--- TASK DATA ---

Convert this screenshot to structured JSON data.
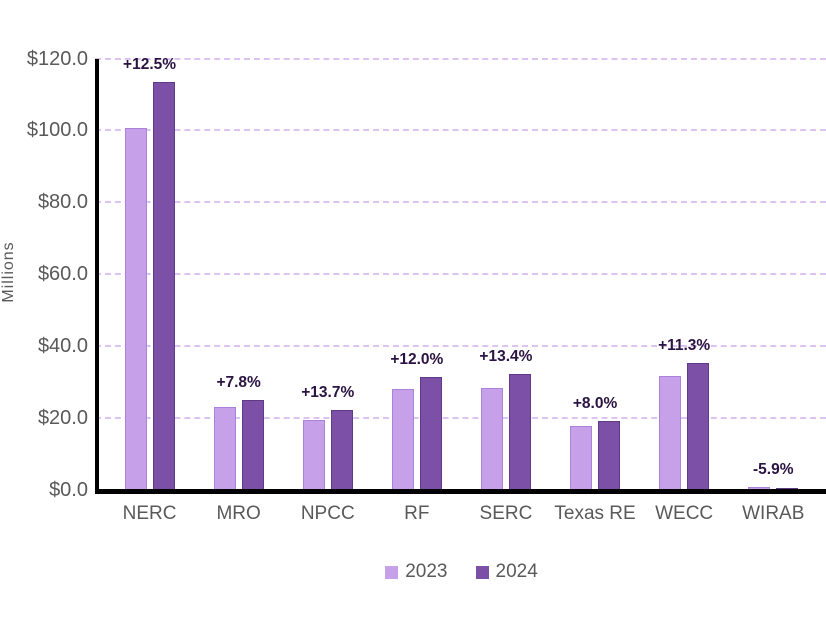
{
  "chart_data": {
    "type": "bar",
    "title": "",
    "xlabel": "",
    "ylabel": "Millions",
    "categories": [
      "NERC",
      "MRO",
      "NPCC",
      "RF",
      "SERC",
      "Texas RE",
      "WECC",
      "WIRAB"
    ],
    "series": [
      {
        "name": "2023",
        "color": "#c6a1e9",
        "border_color": "#ab82d9",
        "values": [
          100.8,
          23.1,
          19.6,
          28.0,
          28.4,
          17.8,
          31.7,
          0.7
        ]
      },
      {
        "name": "2024",
        "color": "#7d50a8",
        "border_color": "#5f3a87",
        "values": [
          113.4,
          24.9,
          22.3,
          31.4,
          32.2,
          19.2,
          35.3,
          0.66
        ]
      }
    ],
    "bar_group_labels": [
      "+12.5%",
      "+7.8%",
      "+13.7%",
      "+12.0%",
      "+13.4%",
      "+8.0%",
      "+11.3%",
      "-5.9%"
    ],
    "ylim": [
      0,
      120
    ],
    "y_tick_step": 20,
    "y_tick_labels": [
      "$0.0",
      "$20.0",
      "$40.0",
      "$60.0",
      "$80.0",
      "$100.0",
      "$120.0"
    ],
    "grid": "horizontal-dashed",
    "legend_position": "bottom-center",
    "colors": {
      "gridline": "#dcc3f2",
      "axis": "#000000",
      "tick_text": "#595959",
      "group_label_text": "#2b1342",
      "background": "#ffffff"
    }
  }
}
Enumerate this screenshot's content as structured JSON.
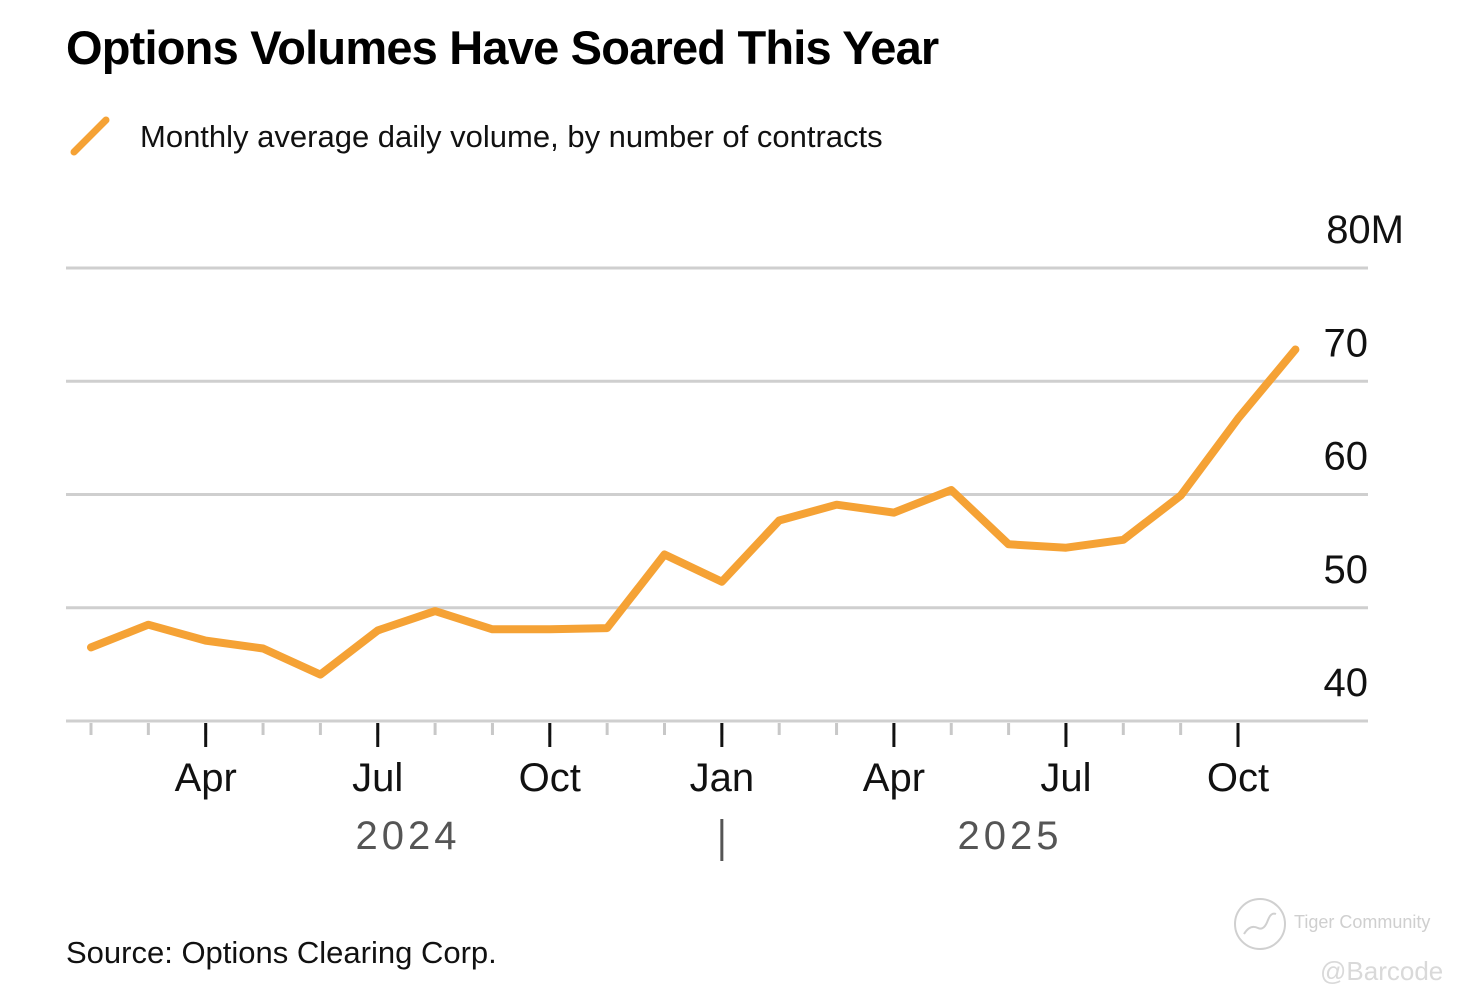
{
  "chart_data": {
    "type": "line",
    "title": "Options Volumes Have Soared This Year",
    "legend": [
      {
        "label": "Monthly average daily volume, by number of contracts",
        "color": "#F5A235",
        "placement": "top-left"
      }
    ],
    "xlabel": "",
    "ylabel": "",
    "y_unit_suffix": "M",
    "ylim": [
      40,
      80
    ],
    "yticks": [
      40,
      50,
      60,
      70,
      80
    ],
    "ytick_labels": [
      "40",
      "50",
      "60",
      "70",
      "80M"
    ],
    "y_axis_side": "right",
    "grid": true,
    "x": [
      "2024-02",
      "2024-03",
      "2024-04",
      "2024-05",
      "2024-06",
      "2024-07",
      "2024-08",
      "2024-09",
      "2024-10",
      "2024-11",
      "2024-12",
      "2025-01",
      "2025-02",
      "2025-03",
      "2025-04",
      "2025-05",
      "2025-06",
      "2025-07",
      "2025-08",
      "2025-09",
      "2025-10",
      "2025-11"
    ],
    "xlim": [
      "2024-02",
      "2025-11"
    ],
    "x_month_ticks": [
      "2024-02",
      "2024-03",
      "2024-04",
      "2024-05",
      "2024-06",
      "2024-07",
      "2024-08",
      "2024-09",
      "2024-10",
      "2024-11",
      "2024-12",
      "2025-01",
      "2025-02",
      "2025-03",
      "2025-04",
      "2025-05",
      "2025-06",
      "2025-07",
      "2025-08",
      "2025-09",
      "2025-10"
    ],
    "x_major_ticks": [
      {
        "date": "2024-04",
        "label": "Apr"
      },
      {
        "date": "2024-07",
        "label": "Jul"
      },
      {
        "date": "2024-10",
        "label": "Oct"
      },
      {
        "date": "2025-01",
        "label": "Jan"
      },
      {
        "date": "2025-04",
        "label": "Apr"
      },
      {
        "date": "2025-07",
        "label": "Jul"
      },
      {
        "date": "2025-10",
        "label": "Oct"
      }
    ],
    "year_labels": [
      {
        "label": "2024",
        "center": "2024-07.5"
      },
      {
        "label": "2025",
        "center": "2025-06"
      }
    ],
    "year_divider": "2025-01",
    "series": [
      {
        "name": "Monthly average daily volume, by number of contracts",
        "color": "#F5A235",
        "values": [
          46.5,
          48.5,
          47.1,
          46.4,
          44.1,
          48.0,
          49.7,
          48.1,
          48.1,
          48.2,
          54.7,
          52.3,
          57.7,
          59.1,
          58.4,
          60.4,
          55.6,
          55.3,
          56.0,
          59.9,
          66.7,
          72.8
        ]
      }
    ]
  },
  "footer": {
    "source": "Source: Options Clearing Corp."
  },
  "watermark": {
    "brand": "Tiger Community",
    "handle": "@Barcode"
  }
}
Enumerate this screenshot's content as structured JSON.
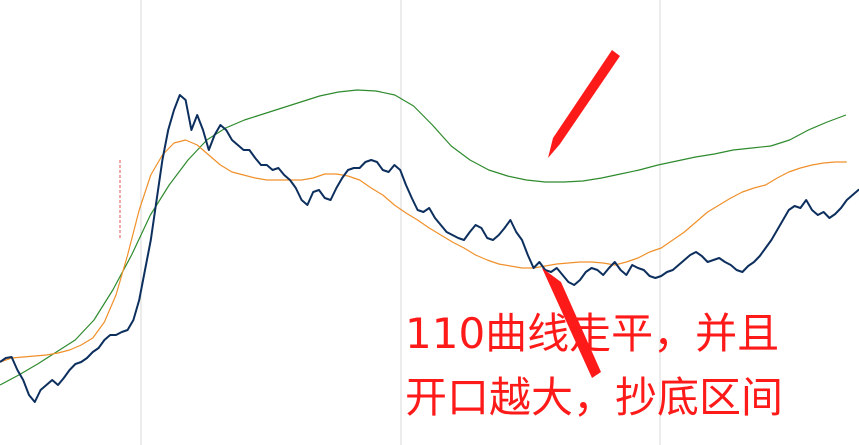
{
  "chart_data": {
    "type": "line",
    "title": "",
    "xlabel": "",
    "ylabel": "",
    "grid": "vertical",
    "legend": "none",
    "colors": {
      "price": "#0d2f5e",
      "ma_orange": "#f0902a",
      "ma_green": "#2e8b2e",
      "annotation": "#ff1a1a",
      "spike_marker": "#e05050",
      "gridline": "#d9d9d9"
    },
    "series": [
      {
        "key": "price",
        "values": [
          362,
          358,
          357,
          370,
          380,
          395,
          402,
          390,
          385,
          380,
          385,
          378,
          370,
          364,
          362,
          358,
          352,
          348,
          340,
          335,
          335,
          332,
          330,
          320,
          300,
          270,
          240,
          200,
          160,
          130,
          110,
          95,
          100,
          130,
          115,
          130,
          150,
          135,
          125,
          130,
          140,
          145,
          150,
          150,
          158,
          165,
          165,
          170,
          168,
          175,
          180,
          188,
          200,
          205,
          192,
          190,
          198,
          200,
          188,
          178,
          170,
          168,
          168,
          162,
          160,
          162,
          170,
          172,
          165,
          170,
          185,
          198,
          210,
          212,
          208,
          218,
          225,
          232,
          235,
          238,
          240,
          232,
          225,
          228,
          238,
          240,
          235,
          228,
          220,
          232,
          240,
          255,
          268,
          262,
          270,
          272,
          268,
          275,
          282,
          285,
          280,
          272,
          268,
          270,
          275,
          268,
          262,
          270,
          275,
          265,
          268,
          270,
          276,
          278,
          276,
          272,
          270,
          265,
          260,
          255,
          252,
          256,
          262,
          260,
          258,
          262,
          265,
          270,
          272,
          266,
          262,
          256,
          248,
          240,
          230,
          220,
          210,
          206,
          208,
          200,
          210,
          215,
          212,
          218,
          214,
          208,
          200,
          195,
          190,
          188,
          182,
          180,
          175,
          168,
          165
        ],
        "x_step": 5.8,
        "x_origin": 0
      },
      {
        "key": "ma_orange",
        "values": [
          362,
          358,
          357,
          356,
          355,
          353,
          350,
          345,
          338,
          322,
          295,
          255,
          210,
          175,
          155,
          143,
          140,
          145,
          155,
          165,
          172,
          175,
          178,
          180,
          180,
          180,
          180,
          178,
          174,
          174,
          176,
          180,
          188,
          195,
          205,
          213,
          220,
          228,
          235,
          242,
          248,
          255,
          260,
          264,
          266,
          268,
          268,
          266,
          264,
          263,
          262,
          262,
          263,
          265,
          262,
          258,
          252,
          248,
          240,
          232,
          222,
          212,
          205,
          198,
          192,
          188,
          185,
          178,
          172,
          168,
          165,
          163,
          162,
          162
        ],
        "x_step": 11.6,
        "x_origin": 0
      },
      {
        "key": "ma_green",
        "values": [
          385,
          375,
          364,
          352,
          340,
          320,
          290,
          255,
          215,
          185,
          160,
          140,
          128,
          120,
          114,
          108,
          102,
          96,
          92,
          90,
          91,
          95,
          106,
          125,
          146,
          160,
          170,
          176,
          180,
          182,
          182,
          181,
          178,
          174,
          170,
          165,
          161,
          157,
          154,
          150,
          148,
          146,
          140,
          130,
          122,
          115
        ],
        "x_step": 18.8,
        "x_origin": 0
      }
    ],
    "annotations": [
      {
        "lines": [
          "110曲线走平，并且",
          "开口越大，抄底区间"
        ]
      }
    ]
  }
}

---

▸ **EXERCISE TASK**:
Transcribe the listing in full and omit the pictures.

▸ **THE ANSWER**:
Convert this screenshot to structured JSON data.
{
  "chart_data": {
    "type": "bar",
    "title": "",
    "xlabel": "",
    "ylabel": "Millions",
    "categories": [
      "NERC",
      "MRO",
      "NPCC",
      "RF",
      "SERC",
      "Texas RE",
      "WECC",
      "WIRAB"
    ],
    "series": [
      {
        "name": "2023",
        "color": "#c6a1e9",
        "border_color": "#ab82d9",
        "values": [
          100.8,
          23.1,
          19.6,
          28.0,
          28.4,
          17.8,
          31.7,
          0.7
        ]
      },
      {
        "name": "2024",
        "color": "#7d50a8",
        "border_color": "#5f3a87",
        "values": [
          113.4,
          24.9,
          22.3,
          31.4,
          32.2,
          19.2,
          35.3,
          0.66
        ]
      }
    ],
    "bar_group_labels": [
      "+12.5%",
      "+7.8%",
      "+13.7%",
      "+12.0%",
      "+13.4%",
      "+8.0%",
      "+11.3%",
      "-5.9%"
    ],
    "ylim": [
      0,
      120
    ],
    "y_tick_step": 20,
    "y_tick_labels": [
      "$0.0",
      "$20.0",
      "$40.0",
      "$60.0",
      "$80.0",
      "$100.0",
      "$120.0"
    ],
    "grid": "horizontal-dashed",
    "legend_position": "bottom-center",
    "colors": {
      "gridline": "#dcc3f2",
      "axis": "#000000",
      "tick_text": "#595959",
      "group_label_text": "#2b1342",
      "background": "#ffffff"
    }
  }
}
Enumerate this screenshot's content as structured JSON.
{
  "chart_data": {
    "type": "line",
    "title": "Options Volumes Have Soared This Year",
    "legend": [
      {
        "label": "Monthly average daily volume, by number of contracts",
        "color": "#F5A235",
        "placement": "top-left"
      }
    ],
    "xlabel": "",
    "ylabel": "",
    "y_unit_suffix": "M",
    "ylim": [
      40,
      80
    ],
    "yticks": [
      40,
      50,
      60,
      70,
      80
    ],
    "ytick_labels": [
      "40",
      "50",
      "60",
      "70",
      "80M"
    ],
    "y_axis_side": "right",
    "grid": true,
    "x": [
      "2024-02",
      "2024-03",
      "2024-04",
      "2024-05",
      "2024-06",
      "2024-07",
      "2024-08",
      "2024-09",
      "2024-10",
      "2024-11",
      "2024-12",
      "2025-01",
      "2025-02",
      "2025-03",
      "2025-04",
      "2025-05",
      "2025-06",
      "2025-07",
      "2025-08",
      "2025-09",
      "2025-10",
      "2025-11"
    ],
    "xlim": [
      "2024-02",
      "2025-11"
    ],
    "x_month_ticks": [
      "2024-02",
      "2024-03",
      "2024-04",
      "2024-05",
      "2024-06",
      "2024-07",
      "2024-08",
      "2024-09",
      "2024-10",
      "2024-11",
      "2024-12",
      "2025-01",
      "2025-02",
      "2025-03",
      "2025-04",
      "2025-05",
      "2025-06",
      "2025-07",
      "2025-08",
      "2025-09",
      "2025-10"
    ],
    "x_major_ticks": [
      {
        "date": "2024-04",
        "label": "Apr"
      },
      {
        "date": "2024-07",
        "label": "Jul"
      },
      {
        "date": "2024-10",
        "label": "Oct"
      },
      {
        "date": "2025-01",
        "label": "Jan"
      },
      {
        "date": "2025-04",
        "label": "Apr"
      },
      {
        "date": "2025-07",
        "label": "Jul"
      },
      {
        "date": "2025-10",
        "label": "Oct"
      }
    ],
    "year_labels": [
      {
        "label": "2024",
        "center": "2024-07.5"
      },
      {
        "label": "2025",
        "center": "2025-06"
      }
    ],
    "year_divider": "2025-01",
    "series": [
      {
        "name": "Monthly average daily volume, by number of contracts",
        "color": "#F5A235",
        "values": [
          46.5,
          48.5,
          47.1,
          46.4,
          44.1,
          48.0,
          49.7,
          48.1,
          48.1,
          48.2,
          54.7,
          52.3,
          57.7,
          59.1,
          58.4,
          60.4,
          55.6,
          55.3,
          56.0,
          59.9,
          66.7,
          72.8
        ]
      }
    ]
  },
  "footer": {
    "source": "Source: Options Clearing Corp."
  },
  "watermark": {
    "brand": "Tiger Community",
    "handle": "@Barcode"
  }
}
Enumerate this screenshot's content as structured JSON.
{
  "chart_data": {
    "type": "line",
    "title": "",
    "xlabel": "",
    "ylabel": "",
    "grid": "vertical",
    "legend": "none",
    "colors": {
      "price": "#0d2f5e",
      "ma_orange": "#f0902a",
      "ma_green": "#2e8b2e",
      "annotation": "#ff1a1a",
      "spike_marker": "#e05050",
      "gridline": "#d9d9d9"
    },
    "series": [
      {
        "key": "price",
        "values": [
          362,
          358,
          357,
          370,
          380,
          395,
          402,
          390,
          385,
          380,
          385,
          378,
          370,
          364,
          362,
          358,
          352,
          348,
          340,
          335,
          335,
          332,
          330,
          320,
          300,
          270,
          240,
          200,
          160,
          130,
          110,
          95,
          100,
          130,
          115,
          130,
          150,
          135,
          125,
          130,
          140,
          145,
          150,
          150,
          158,
          165,
          165,
          170,
          168,
          175,
          180,
          188,
          200,
          205,
          192,
          190,
          198,
          200,
          188,
          178,
          170,
          168,
          168,
          162,
          160,
          162,
          170,
          172,
          165,
          170,
          185,
          198,
          210,
          212,
          208,
          218,
          225,
          232,
          235,
          238,
          240,
          232,
          225,
          228,
          238,
          240,
          235,
          228,
          220,
          232,
          240,
          255,
          268,
          262,
          270,
          272,
          268,
          275,
          282,
          285,
          280,
          272,
          268,
          270,
          275,
          268,
          262,
          270,
          275,
          265,
          268,
          270,
          276,
          278,
          276,
          272,
          270,
          265,
          260,
          255,
          252,
          256,
          262,
          260,
          258,
          262,
          265,
          270,
          272,
          266,
          262,
          256,
          248,
          240,
          230,
          220,
          210,
          206,
          208,
          200,
          210,
          215,
          212,
          218,
          214,
          208,
          200,
          195,
          190,
          188,
          182,
          180,
          175,
          168,
          165
        ],
        "x_step": 5.8,
        "x_origin": 0
      },
      {
        "key": "ma_orange",
        "values": [
          362,
          358,
          357,
          356,
          355,
          353,
          350,
          345,
          338,
          322,
          295,
          255,
          210,
          175,
          155,
          143,
          140,
          145,
          155,
          165,
          172,
          175,
          178,
          180,
          180,
          180,
          180,
          178,
          174,
          174,
          176,
          180,
          188,
          195,
          205,
          213,
          220,
          228,
          235,
          242,
          248,
          255,
          260,
          264,
          266,
          268,
          268,
          266,
          264,
          263,
          262,
          262,
          263,
          265,
          262,
          258,
          252,
          248,
          240,
          232,
          222,
          212,
          205,
          198,
          192,
          188,
          185,
          178,
          172,
          168,
          165,
          163,
          162,
          162
        ],
        "x_step": 11.6,
        "x_origin": 0
      },
      {
        "key": "ma_green",
        "values": [
          385,
          375,
          364,
          352,
          340,
          320,
          290,
          255,
          215,
          185,
          160,
          140,
          128,
          120,
          114,
          108,
          102,
          96,
          92,
          90,
          91,
          95,
          106,
          125,
          146,
          160,
          170,
          176,
          180,
          182,
          182,
          181,
          178,
          174,
          170,
          165,
          161,
          157,
          154,
          150,
          148,
          146,
          140,
          130,
          122,
          115
        ],
        "x_step": 18.8,
        "x_origin": 0
      }
    ],
    "annotations": [
      {
        "lines": [
          "110曲线走平，并且",
          "开口越大，抄底区间"
        ]
      }
    ]
  }
}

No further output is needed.